• _ENTRIES_:
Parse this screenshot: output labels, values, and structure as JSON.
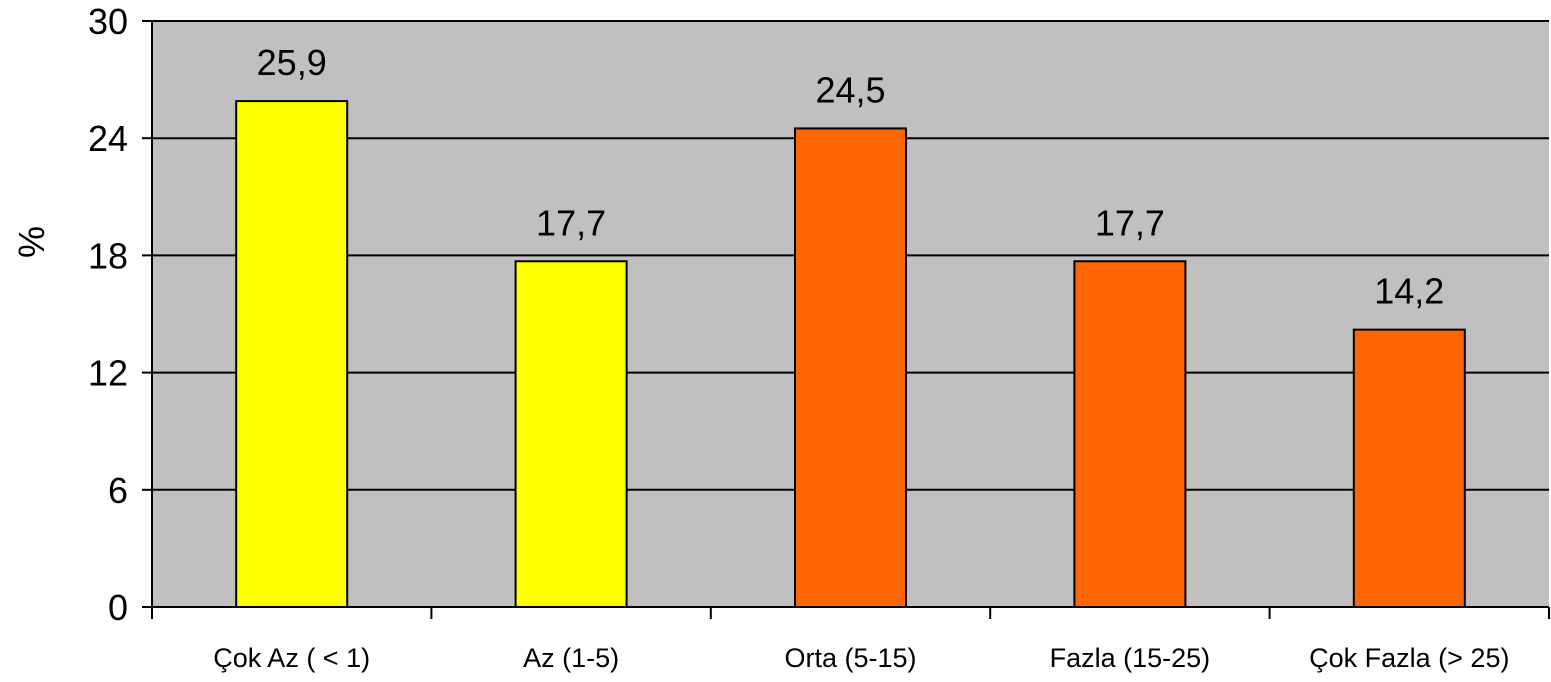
{
  "chart_data": {
    "type": "bar",
    "title": "",
    "xlabel": "",
    "ylabel": "%",
    "ylim": [
      0,
      30
    ],
    "yticks": [
      0,
      6,
      12,
      18,
      24,
      30
    ],
    "grid": true,
    "categories": [
      "Çok Az ( < 1)",
      "Az (1-5)",
      "Orta (5-15)",
      "Fazla (15-25)",
      "Çok Fazla (> 25)"
    ],
    "values": [
      25.9,
      17.7,
      24.5,
      17.7,
      14.2
    ],
    "value_labels": [
      "25,9",
      "17,7",
      "24,5",
      "17,7",
      "14,2"
    ],
    "bar_colors": [
      "#ffff00",
      "#ffff00",
      "#ff6600",
      "#ff6600",
      "#ff6600"
    ],
    "plot_background": "#c0c0c0",
    "gridline_color": "#000000"
  }
}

• _WHAT YOU ARE ASKED TO DO_:
Each entry must be retyped word for word, with every image omitted.

• _SOLUTION FOR THIS TASK_:
Parse this screenshot: output labels, values, and structure as JSON.
{
  "chart_data": {
    "type": "bar",
    "title": "",
    "xlabel": "",
    "ylabel": "%",
    "ylim": [
      0,
      30
    ],
    "yticks": [
      0,
      6,
      12,
      18,
      24,
      30
    ],
    "grid": true,
    "categories": [
      "Çok Az ( < 1)",
      "Az (1-5)",
      "Orta (5-15)",
      "Fazla (15-25)",
      "Çok Fazla (> 25)"
    ],
    "values": [
      25.9,
      17.7,
      24.5,
      17.7,
      14.2
    ],
    "value_labels": [
      "25,9",
      "17,7",
      "24,5",
      "17,7",
      "14,2"
    ],
    "bar_colors": [
      "#ffff00",
      "#ffff00",
      "#ff6600",
      "#ff6600",
      "#ff6600"
    ],
    "plot_background": "#c0c0c0",
    "gridline_color": "#000000"
  }
}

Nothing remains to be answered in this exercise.